● **Figure content listings**

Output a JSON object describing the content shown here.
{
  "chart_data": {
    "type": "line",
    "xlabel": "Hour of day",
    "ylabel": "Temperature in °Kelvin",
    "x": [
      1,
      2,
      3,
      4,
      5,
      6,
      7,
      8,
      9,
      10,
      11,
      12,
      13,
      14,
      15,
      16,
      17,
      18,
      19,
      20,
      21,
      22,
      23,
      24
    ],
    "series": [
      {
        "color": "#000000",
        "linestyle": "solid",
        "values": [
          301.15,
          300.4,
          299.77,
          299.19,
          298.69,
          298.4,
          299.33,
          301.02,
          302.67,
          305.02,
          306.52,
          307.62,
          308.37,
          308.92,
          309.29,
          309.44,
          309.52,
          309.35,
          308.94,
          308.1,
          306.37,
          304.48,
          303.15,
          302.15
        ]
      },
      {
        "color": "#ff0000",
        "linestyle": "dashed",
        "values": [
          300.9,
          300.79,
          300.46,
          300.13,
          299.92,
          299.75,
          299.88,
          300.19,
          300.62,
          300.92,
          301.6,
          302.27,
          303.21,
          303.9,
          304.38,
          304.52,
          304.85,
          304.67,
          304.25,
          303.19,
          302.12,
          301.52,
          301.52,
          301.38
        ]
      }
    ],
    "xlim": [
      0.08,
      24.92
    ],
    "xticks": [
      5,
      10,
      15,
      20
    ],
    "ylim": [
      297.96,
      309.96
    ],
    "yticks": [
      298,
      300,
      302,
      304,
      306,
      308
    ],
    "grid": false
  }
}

● **Exercise description**
Take the material above and return all of it exactly.

● **Final result**
Output a JSON object describing the content shown here.
{
  "chart_data": {
    "type": "line",
    "xlabel": "Hour of day",
    "ylabel": "Temperature in °Kelvin",
    "x": [
      1,
      2,
      3,
      4,
      5,
      6,
      7,
      8,
      9,
      10,
      11,
      12,
      13,
      14,
      15,
      16,
      17,
      18,
      19,
      20,
      21,
      22,
      23,
      24
    ],
    "series": [
      {
        "color": "#000000",
        "linestyle": "solid",
        "values": [
          301.15,
          300.4,
          299.77,
          299.19,
          298.69,
          298.4,
          299.33,
          301.02,
          302.67,
          305.02,
          306.52,
          307.62,
          308.37,
          308.92,
          309.29,
          309.44,
          309.52,
          309.35,
          308.94,
          308.1,
          306.37,
          304.48,
          303.15,
          302.15
        ]
      },
      {
        "color": "#ff0000",
        "linestyle": "dashed",
        "values": [
          300.9,
          300.79,
          300.46,
          300.13,
          299.92,
          299.75,
          299.88,
          300.19,
          300.62,
          300.92,
          301.6,
          302.27,
          303.21,
          303.9,
          304.38,
          304.52,
          304.85,
          304.67,
          304.25,
          303.19,
          302.12,
          301.52,
          301.52,
          301.38
        ]
      }
    ],
    "xlim": [
      0.08,
      24.92
    ],
    "xticks": [
      5,
      10,
      15,
      20
    ],
    "ylim": [
      297.96,
      309.96
    ],
    "yticks": [
      298,
      300,
      302,
      304,
      306,
      308
    ],
    "grid": false
  }
}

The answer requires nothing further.